Usando le informazioni:
1. Secondo il brano sulla morte, per quanti anni Shelby Kirillin ha lavorato come infermiera in area neurointensiva?
2. Riprendi il brano sulla morte e prosegui con qualche frase dopo la sua ultima.

Shelby Kirillin, una doula di Richmond, in Virginia, è stata per vent’anni un’infermiera in area neurointensiva. E questa sua esperienza ospedaliera, costellata da troppe morti fredde, sterili e solitarie, l’ha resa consapevole di quanto “morire non fosse unicamente una questione medica, ma anche e soprattutto spirituale”, portandola alla scelta di diventare una doula.
L’attuale società ha, in effetti, totalmente scisso la vita dalla morte, considerandole come opposti, incompatibili fra di loro, piuttosto che come un’evoluzione naturale, un cerchio dove tutto si trasforma, senza inizio né fine.
E così si è arrivati ad essere meno pronti ad affrontare la morte, adoperandosi unicamente per nasconderla, remotizzarla, esorcizzarla. Per dirla con le parole di Woody Allen: “Non è che ho paura di morire, è solo che non voglio esserci quando accadrà.”
Anche in ambito ospedaliero e medicale, chi riceve una diagnosi infausta di una malattia terminale, viene maggiormente proiettato verso la prospettiva di guadagnare più tempo o di pervenire ad una guarigione insperata, piuttosto che preparato ad affrontare l’eventualità – purtroppo ben più probabile – della propria dipartita.

Elenco delle righe:
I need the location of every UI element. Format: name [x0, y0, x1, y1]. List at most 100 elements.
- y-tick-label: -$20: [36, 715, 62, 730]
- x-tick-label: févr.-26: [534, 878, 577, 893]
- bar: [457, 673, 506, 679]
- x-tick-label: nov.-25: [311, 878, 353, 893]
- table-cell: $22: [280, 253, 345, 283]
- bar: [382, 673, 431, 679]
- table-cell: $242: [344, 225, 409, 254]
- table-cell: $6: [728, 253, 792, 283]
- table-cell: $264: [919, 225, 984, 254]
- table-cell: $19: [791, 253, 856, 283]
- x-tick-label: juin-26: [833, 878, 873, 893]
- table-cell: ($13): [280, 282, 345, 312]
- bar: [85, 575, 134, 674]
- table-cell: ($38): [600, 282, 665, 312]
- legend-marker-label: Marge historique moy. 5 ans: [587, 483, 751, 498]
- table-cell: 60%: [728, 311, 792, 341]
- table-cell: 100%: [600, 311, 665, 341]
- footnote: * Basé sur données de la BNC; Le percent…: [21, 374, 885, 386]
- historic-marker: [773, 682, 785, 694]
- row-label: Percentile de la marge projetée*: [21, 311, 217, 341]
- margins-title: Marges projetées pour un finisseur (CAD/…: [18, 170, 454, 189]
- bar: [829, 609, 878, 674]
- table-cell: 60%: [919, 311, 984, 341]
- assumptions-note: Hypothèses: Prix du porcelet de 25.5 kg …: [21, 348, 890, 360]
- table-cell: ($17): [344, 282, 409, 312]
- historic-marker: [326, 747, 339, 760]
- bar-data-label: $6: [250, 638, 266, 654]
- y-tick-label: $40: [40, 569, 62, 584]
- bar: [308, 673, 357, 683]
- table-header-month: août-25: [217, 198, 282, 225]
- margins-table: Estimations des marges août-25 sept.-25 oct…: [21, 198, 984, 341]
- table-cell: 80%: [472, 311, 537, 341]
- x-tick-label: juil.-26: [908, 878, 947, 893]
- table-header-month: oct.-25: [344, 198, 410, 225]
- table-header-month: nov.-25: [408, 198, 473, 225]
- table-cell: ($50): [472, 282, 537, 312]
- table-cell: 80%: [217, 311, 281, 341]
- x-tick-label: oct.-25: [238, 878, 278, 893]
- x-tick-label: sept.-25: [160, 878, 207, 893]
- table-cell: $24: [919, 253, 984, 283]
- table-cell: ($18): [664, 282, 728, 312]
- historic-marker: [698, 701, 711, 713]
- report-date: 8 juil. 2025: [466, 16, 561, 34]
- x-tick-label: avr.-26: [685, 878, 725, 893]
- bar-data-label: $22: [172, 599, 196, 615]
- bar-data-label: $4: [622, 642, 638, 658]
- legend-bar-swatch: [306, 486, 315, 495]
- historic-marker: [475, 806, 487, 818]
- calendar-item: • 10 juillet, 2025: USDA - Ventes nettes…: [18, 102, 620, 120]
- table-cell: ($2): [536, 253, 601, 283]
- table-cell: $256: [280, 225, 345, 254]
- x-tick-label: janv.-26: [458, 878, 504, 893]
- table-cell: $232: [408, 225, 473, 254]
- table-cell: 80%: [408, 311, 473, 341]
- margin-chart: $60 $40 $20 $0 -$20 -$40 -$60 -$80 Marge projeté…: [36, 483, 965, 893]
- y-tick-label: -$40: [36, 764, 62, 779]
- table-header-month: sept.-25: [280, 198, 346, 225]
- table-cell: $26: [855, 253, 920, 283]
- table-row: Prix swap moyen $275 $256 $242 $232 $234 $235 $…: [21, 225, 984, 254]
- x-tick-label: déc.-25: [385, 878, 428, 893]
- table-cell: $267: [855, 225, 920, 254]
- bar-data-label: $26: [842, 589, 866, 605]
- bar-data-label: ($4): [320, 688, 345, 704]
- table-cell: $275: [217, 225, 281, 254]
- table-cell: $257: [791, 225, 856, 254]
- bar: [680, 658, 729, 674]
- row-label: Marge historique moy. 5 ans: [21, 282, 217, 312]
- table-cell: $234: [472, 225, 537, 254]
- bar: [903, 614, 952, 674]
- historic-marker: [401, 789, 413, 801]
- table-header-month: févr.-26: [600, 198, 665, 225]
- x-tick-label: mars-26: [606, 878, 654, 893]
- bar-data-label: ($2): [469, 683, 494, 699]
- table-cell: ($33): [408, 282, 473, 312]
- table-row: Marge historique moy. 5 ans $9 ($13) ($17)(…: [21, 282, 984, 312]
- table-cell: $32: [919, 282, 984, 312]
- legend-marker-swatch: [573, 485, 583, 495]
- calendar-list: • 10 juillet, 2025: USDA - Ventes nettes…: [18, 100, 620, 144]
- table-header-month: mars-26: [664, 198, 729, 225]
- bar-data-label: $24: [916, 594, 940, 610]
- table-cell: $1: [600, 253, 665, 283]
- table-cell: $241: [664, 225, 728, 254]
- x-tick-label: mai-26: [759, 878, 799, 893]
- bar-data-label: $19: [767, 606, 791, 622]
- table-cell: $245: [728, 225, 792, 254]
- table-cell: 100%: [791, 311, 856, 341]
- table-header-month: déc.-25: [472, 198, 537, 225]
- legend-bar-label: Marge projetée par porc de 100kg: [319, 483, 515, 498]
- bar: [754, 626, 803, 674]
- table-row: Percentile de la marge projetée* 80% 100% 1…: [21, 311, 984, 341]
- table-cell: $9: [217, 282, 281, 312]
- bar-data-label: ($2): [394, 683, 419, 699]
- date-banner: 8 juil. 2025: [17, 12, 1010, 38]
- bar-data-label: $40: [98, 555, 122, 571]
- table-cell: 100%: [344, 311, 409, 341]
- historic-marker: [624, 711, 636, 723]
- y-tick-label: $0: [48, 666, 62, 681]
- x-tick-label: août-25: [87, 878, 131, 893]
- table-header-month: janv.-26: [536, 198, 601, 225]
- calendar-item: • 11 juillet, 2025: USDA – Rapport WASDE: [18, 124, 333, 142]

Risposte:
1. Per vent’anni.

2.
Così facendo, si elude l’accettazione della fine ed il morire si traduce solo e soltanto in un’inarrestabile spirale discendente, pregna di dolore, ansia e sfinimento psico-fisico, che colpisce il malato terminale e la sua famiglia, il più delle volte oppressa da sensi di colpa sulla gestione dell’assistenza al morente.
L’ottica spirituale delle doulas parte dalla consapevolezza che l’accettazione della morte non la renderà meno dolorosa, né per il morente, né per chi resta.
Tuttavia, il lutto deve avere la possibilità di esprimersi compiutamente, nelle sue fasi, per poter arrivare ad una elaborazione, che lo renda sostenibile ed accettabile per chi sta lasciando la propria vita e per chi deve continuarla, dopo aver subito la perdita del proprio caro.
La rassicurazione del morente avviene aiutandolo a riflettere sulla propria vita in modo consapevole, a pianificare i suoi ultimi giorni secondo i propri desideri, immaginando l’eredità che lascerà dietro di sé ai propri cari.
Tale percorso attraversa le fasi dell’introspezione e del riesame della propria esistenza, prendendo in esame successi ed insuccessi, gli insegnamenti ricevuti, i rimpianti e le questioni rimaste in sospeso.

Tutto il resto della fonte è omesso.